* **BRANO FORNITO**:
* * * *
Ogni cosa che sperimentiamo in un sogno è creata o proiettata solo dalla nostra mente, e secondo Bhagavan il nostro attuale stato è solo un altro sogno, come anche ogni altro stato in cui siamo consapevoli di fenomeni, così qualunque fenomeno possiamo sperimentare in qualsiasi stato è solo una nostra creazione mentale. Quindi secondo vivarta vāda tutti i fenomeni sono solo apparenze illusorie, come tutti i fenomeni che sperimentiamo in un sogno.

Ma chi percepisce tutti questi fenomeni? È solo noi stessi come questo ego, così l’apparenza illusoria di ogni fenomeno può avvenire solo se c’è realmente un ego per percepirlo. Tuttavia, secondo vivarta vāda non solo tutti i fenomeni sono solo un’apparenza illusoria, ma così anche questo ego, e questo ego sembra esistere solo quando è consapevole di fenomeni di un tipo o di un altro. Quindi se noi (questo ego) investighiamo noi stessi focalizzando la nostra intera attenzione soltanto su noi stessi, cessando quindi di essere consapevoli di qualsiasi fenomeno, questo ego si dissolverà e scomparirà, e ciò che rimarrà a risplendere chiaramente sarà solo la pura auto-consapevolezza intransitiva, che è ciò che siamo realmente.

La ragione per cui il nostro ego scompare quando lo investighiamo in questo modo è che esso non esiste realmente anche ora, ma solamente sembra esistere quando stiamo guardando da qualche altra parte invece che soltanto noi stessi. Quindi quando questo ego è annientato dall’auto-investigazione, la nostra esperienza non sarà che una volta c’era un ego che ora ha cessato di esistere, ma che non c’è mai stato alcun ego, e che di conseguenza non c’è mai stata alcuna apparenza illusoria di qualsiasi cosa. Questa è l’esperienza di ajāta.
* * * *
* **DATI REGISTRATI**:
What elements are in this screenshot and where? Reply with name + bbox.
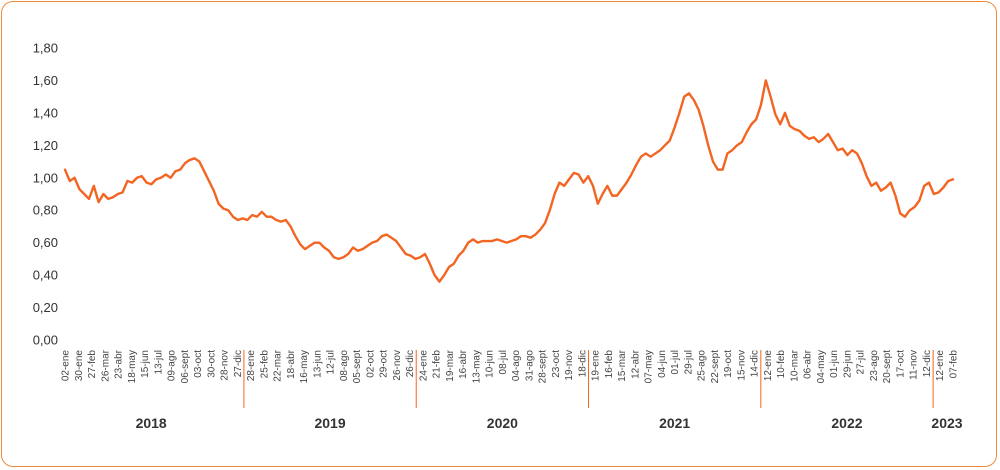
* * * *
* **CONSEGNA 1**: Secondo il brano fornito, che cosa rimane a risplendere chiaramente quando l'ego si dissolve e scompare?
* **CONSEGNA 2**: Riporta dal brano fornito il tratto che va da "La ragione per" fino a "l’esperienza di ajāta.".

* **RISPOSTA COMPLETA 1**: Rimane solo la pura auto-consapevolezza intransitiva, che è ciò che siamo realmente.

* **RISPOSTA COMPLETA 2**:
La ragione per cui il nostro ego scompare quando lo investighiamo in questo modo è che esso non esiste realmente anche ora, ma solamente sembra esistere quando stiamo guardando da qualche altra parte invece che soltanto noi stessi. Quindi quando questo ego è annientato dall’auto-investigazione, la nostra esperienza non sarà che una volta c’era un ego che ora ha cessato di esistere, ma che non c’è mai stato alcun ego, e che di conseguenza non c’è mai stata alcuna apparenza illusoria di qualsiasi cosa. Questa è l’esperienza di ajāta.